# START OF DATA PROVIDED

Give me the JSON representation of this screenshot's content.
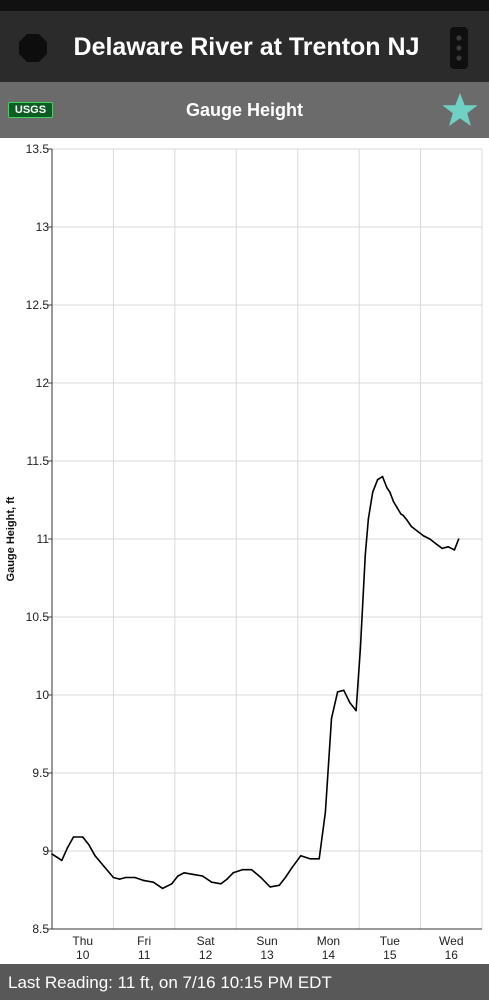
{
  "header": {
    "title": "Delaware River at Trenton NJ",
    "app_icon": "app-logo-icon",
    "menu_icon": "overflow-menu-icon"
  },
  "subheader": {
    "logo_text": "USGS",
    "title": "Gauge Height",
    "favorite_icon": "star-icon",
    "favorite_color": "#6fd0c4"
  },
  "footer": {
    "last_reading": "Last Reading: 11 ft, on 7/16 10:15 PM EDT"
  },
  "chart_data": {
    "type": "line",
    "ylabel": "Gauge Height, ft",
    "ylim": [
      8.5,
      13.5
    ],
    "yticks": [
      "13.5",
      "13",
      "12.5",
      "12",
      "11.5",
      "11",
      "10.5",
      "10",
      "9.5",
      "9",
      "8.5"
    ],
    "xlim": [
      0,
      7
    ],
    "xticks": [
      {
        "day": "Thu",
        "date": "10"
      },
      {
        "day": "Fri",
        "date": "11"
      },
      {
        "day": "Sat",
        "date": "12"
      },
      {
        "day": "Sun",
        "date": "13"
      },
      {
        "day": "Mon",
        "date": "14"
      },
      {
        "day": "Tue",
        "date": "15"
      },
      {
        "day": "Wed",
        "date": "16"
      }
    ],
    "grid": true,
    "series": [
      {
        "line_color": "#000000",
        "x": [
          0.0,
          0.08,
          0.16,
          0.25,
          0.35,
          0.5,
          0.6,
          0.7,
          0.85,
          1.0,
          1.1,
          1.2,
          1.35,
          1.5,
          1.65,
          1.8,
          1.95,
          2.05,
          2.15,
          2.3,
          2.45,
          2.6,
          2.75,
          2.85,
          2.95,
          3.1,
          3.25,
          3.4,
          3.55,
          3.7,
          3.8,
          3.9,
          4.05,
          4.2,
          4.35,
          4.45,
          4.55,
          4.65,
          4.75,
          4.85,
          4.95,
          5.02,
          5.1,
          5.15,
          5.22,
          5.3,
          5.38,
          5.45,
          5.5,
          5.56,
          5.62,
          5.68,
          5.72,
          5.78,
          5.85,
          5.95,
          6.05,
          6.15,
          6.25,
          6.35,
          6.45,
          6.55,
          6.62
        ],
        "y": [
          8.98,
          8.96,
          8.94,
          9.02,
          9.09,
          9.09,
          9.04,
          8.97,
          8.9,
          8.83,
          8.82,
          8.83,
          8.83,
          8.81,
          8.8,
          8.76,
          8.79,
          8.84,
          8.86,
          8.85,
          8.84,
          8.8,
          8.79,
          8.82,
          8.86,
          8.88,
          8.88,
          8.83,
          8.77,
          8.78,
          8.83,
          8.89,
          8.97,
          8.95,
          8.95,
          9.25,
          9.85,
          10.02,
          10.03,
          9.95,
          9.9,
          10.3,
          10.9,
          11.13,
          11.3,
          11.38,
          11.4,
          11.33,
          11.3,
          11.24,
          11.2,
          11.16,
          11.15,
          11.12,
          11.08,
          11.05,
          11.02,
          11.0,
          10.97,
          10.94,
          10.95,
          10.93,
          11.0
        ]
      }
    ]
  }
}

# END OF DATA PROVIDED

## WHAT TO DO
Return all the entries word for word, but omit any pictures they contain.

## SOLUTION TO THE PROBLEM
Give me the JSON representation of this screenshot's content.
{
  "header": {
    "title": "Delaware River at Trenton NJ",
    "app_icon": "app-logo-icon",
    "menu_icon": "overflow-menu-icon"
  },
  "subheader": {
    "logo_text": "USGS",
    "title": "Gauge Height",
    "favorite_icon": "star-icon",
    "favorite_color": "#6fd0c4"
  },
  "footer": {
    "last_reading": "Last Reading: 11 ft, on 7/16 10:15 PM EDT"
  },
  "chart_data": {
    "type": "line",
    "ylabel": "Gauge Height, ft",
    "ylim": [
      8.5,
      13.5
    ],
    "yticks": [
      "13.5",
      "13",
      "12.5",
      "12",
      "11.5",
      "11",
      "10.5",
      "10",
      "9.5",
      "9",
      "8.5"
    ],
    "xlim": [
      0,
      7
    ],
    "xticks": [
      {
        "day": "Thu",
        "date": "10"
      },
      {
        "day": "Fri",
        "date": "11"
      },
      {
        "day": "Sat",
        "date": "12"
      },
      {
        "day": "Sun",
        "date": "13"
      },
      {
        "day": "Mon",
        "date": "14"
      },
      {
        "day": "Tue",
        "date": "15"
      },
      {
        "day": "Wed",
        "date": "16"
      }
    ],
    "grid": true,
    "series": [
      {
        "line_color": "#000000",
        "x": [
          0.0,
          0.08,
          0.16,
          0.25,
          0.35,
          0.5,
          0.6,
          0.7,
          0.85,
          1.0,
          1.1,
          1.2,
          1.35,
          1.5,
          1.65,
          1.8,
          1.95,
          2.05,
          2.15,
          2.3,
          2.45,
          2.6,
          2.75,
          2.85,
          2.95,
          3.1,
          3.25,
          3.4,
          3.55,
          3.7,
          3.8,
          3.9,
          4.05,
          4.2,
          4.35,
          4.45,
          4.55,
          4.65,
          4.75,
          4.85,
          4.95,
          5.02,
          5.1,
          5.15,
          5.22,
          5.3,
          5.38,
          5.45,
          5.5,
          5.56,
          5.62,
          5.68,
          5.72,
          5.78,
          5.85,
          5.95,
          6.05,
          6.15,
          6.25,
          6.35,
          6.45,
          6.55,
          6.62
        ],
        "y": [
          8.98,
          8.96,
          8.94,
          9.02,
          9.09,
          9.09,
          9.04,
          8.97,
          8.9,
          8.83,
          8.82,
          8.83,
          8.83,
          8.81,
          8.8,
          8.76,
          8.79,
          8.84,
          8.86,
          8.85,
          8.84,
          8.8,
          8.79,
          8.82,
          8.86,
          8.88,
          8.88,
          8.83,
          8.77,
          8.78,
          8.83,
          8.89,
          8.97,
          8.95,
          8.95,
          9.25,
          9.85,
          10.02,
          10.03,
          9.95,
          9.9,
          10.3,
          10.9,
          11.13,
          11.3,
          11.38,
          11.4,
          11.33,
          11.3,
          11.24,
          11.2,
          11.16,
          11.15,
          11.12,
          11.08,
          11.05,
          11.02,
          11.0,
          10.97,
          10.94,
          10.95,
          10.93,
          11.0
        ]
      }
    ]
  }
}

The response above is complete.